**Problem details**
Send back the records in full, character for character.

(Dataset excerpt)
((
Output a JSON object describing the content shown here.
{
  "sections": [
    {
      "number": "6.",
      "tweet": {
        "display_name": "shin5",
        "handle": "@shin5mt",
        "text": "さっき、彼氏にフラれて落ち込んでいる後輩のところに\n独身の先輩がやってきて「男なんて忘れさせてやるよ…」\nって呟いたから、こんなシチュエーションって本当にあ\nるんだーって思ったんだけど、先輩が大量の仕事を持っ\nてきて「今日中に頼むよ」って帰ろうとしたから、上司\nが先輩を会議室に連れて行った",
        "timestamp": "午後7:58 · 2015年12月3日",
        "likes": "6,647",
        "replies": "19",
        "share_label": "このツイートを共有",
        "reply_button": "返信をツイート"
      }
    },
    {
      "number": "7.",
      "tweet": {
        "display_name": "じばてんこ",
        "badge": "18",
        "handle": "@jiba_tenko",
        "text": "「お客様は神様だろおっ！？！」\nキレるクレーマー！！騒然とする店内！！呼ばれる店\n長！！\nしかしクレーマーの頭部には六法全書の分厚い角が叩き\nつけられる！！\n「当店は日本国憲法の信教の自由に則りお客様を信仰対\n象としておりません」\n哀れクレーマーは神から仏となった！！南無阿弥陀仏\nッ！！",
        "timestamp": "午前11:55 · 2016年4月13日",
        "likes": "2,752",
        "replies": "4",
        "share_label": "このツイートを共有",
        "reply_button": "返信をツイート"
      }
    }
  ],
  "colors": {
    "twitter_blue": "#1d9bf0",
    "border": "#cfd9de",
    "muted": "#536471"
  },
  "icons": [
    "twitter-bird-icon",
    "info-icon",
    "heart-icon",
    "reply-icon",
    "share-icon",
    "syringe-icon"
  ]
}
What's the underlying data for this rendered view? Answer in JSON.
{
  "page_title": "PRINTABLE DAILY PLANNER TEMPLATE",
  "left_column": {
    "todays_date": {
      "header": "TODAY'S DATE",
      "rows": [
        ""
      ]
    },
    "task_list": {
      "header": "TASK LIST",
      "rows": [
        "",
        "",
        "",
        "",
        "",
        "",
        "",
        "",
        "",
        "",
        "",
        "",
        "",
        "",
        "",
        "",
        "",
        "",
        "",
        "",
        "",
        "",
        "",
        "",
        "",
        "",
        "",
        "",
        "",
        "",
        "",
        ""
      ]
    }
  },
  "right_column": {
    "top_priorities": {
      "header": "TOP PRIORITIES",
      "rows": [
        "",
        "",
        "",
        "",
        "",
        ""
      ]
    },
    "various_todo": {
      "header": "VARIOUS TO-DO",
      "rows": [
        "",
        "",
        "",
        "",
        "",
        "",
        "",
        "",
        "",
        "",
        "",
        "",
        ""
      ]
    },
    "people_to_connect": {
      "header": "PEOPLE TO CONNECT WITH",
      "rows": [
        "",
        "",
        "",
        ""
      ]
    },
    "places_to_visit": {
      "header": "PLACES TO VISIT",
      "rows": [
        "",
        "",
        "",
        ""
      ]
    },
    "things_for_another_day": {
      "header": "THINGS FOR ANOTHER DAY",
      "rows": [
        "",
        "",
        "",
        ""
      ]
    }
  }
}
))
**Output**
Output a JSON object describing the content shown here.
{
  "sections": [
    {
      "number": "6.",
      "tweet": {
        "display_name": "shin5",
        "handle": "@shin5mt",
        "text": "さっき、彼氏にフラれて落ち込んでいる後輩のところに\n独身の先輩がやってきて「男なんて忘れさせてやるよ…」\nって呟いたから、こんなシチュエーションって本当にあ\nるんだーって思ったんだけど、先輩が大量の仕事を持っ\nてきて「今日中に頼むよ」って帰ろうとしたから、上司\nが先輩を会議室に連れて行った",
        "timestamp": "午後7:58 · 2015年12月3日",
        "likes": "6,647",
        "replies": "19",
        "share_label": "このツイートを共有",
        "reply_button": "返信をツイート"
      }
    },
    {
      "number": "7.",
      "tweet": {
        "display_name": "じばてんこ",
        "badge": "18",
        "handle": "@jiba_tenko",
        "text": "「お客様は神様だろおっ！？！」\nキレるクレーマー！！騒然とする店内！！呼ばれる店\n長！！\nしかしクレーマーの頭部には六法全書の分厚い角が叩き\nつけられる！！\n「当店は日本国憲法の信教の自由に則りお客様を信仰対\n象としておりません」\n哀れクレーマーは神から仏となった！！南無阿弥陀仏\nッ！！",
        "timestamp": "午前11:55 · 2016年4月13日",
        "likes": "2,752",
        "replies": "4",
        "share_label": "このツイートを共有",
        "reply_button": "返信をツイート"
      }
    }
  ],
  "colors": {
    "twitter_blue": "#1d9bf0",
    "border": "#cfd9de",
    "muted": "#536471"
  },
  "icons": [
    "twitter-bird-icon",
    "info-icon",
    "heart-icon",
    "reply-icon",
    "share-icon",
    "syringe-icon"
  ]
}
What's the underlying data for this rendered view? Answer in JSON.
{
  "page_title": "PRINTABLE DAILY PLANNER TEMPLATE",
  "left_column": {
    "todays_date": {
      "header": "TODAY'S DATE",
      "rows": [
        ""
      ]
    },
    "task_list": {
      "header": "TASK LIST",
      "rows": [
        "",
        "",
        "",
        "",
        "",
        "",
        "",
        "",
        "",
        "",
        "",
        "",
        "",
        "",
        "",
        "",
        "",
        "",
        "",
        "",
        "",
        "",
        "",
        "",
        "",
        "",
        "",
        "",
        "",
        "",
        "",
        ""
      ]
    }
  },
  "right_column": {
    "top_priorities": {
      "header": "TOP PRIORITIES",
      "rows": [
        "",
        "",
        "",
        "",
        "",
        ""
      ]
    },
    "various_todo": {
      "header": "VARIOUS TO-DO",
      "rows": [
        "",
        "",
        "",
        "",
        "",
        "",
        "",
        "",
        "",
        "",
        "",
        "",
        ""
      ]
    },
    "people_to_connect": {
      "header": "PEOPLE TO CONNECT WITH",
      "rows": [
        "",
        "",
        "",
        ""
      ]
    },
    "places_to_visit": {
      "header": "PLACES TO VISIT",
      "rows": [
        "",
        "",
        "",
        ""
      ]
    },
    "things_for_another_day": {
      "header": "THINGS FOR ANOTHER DAY",
      "rows": [
        "",
        "",
        "",
        ""
      ]
    }
  }
}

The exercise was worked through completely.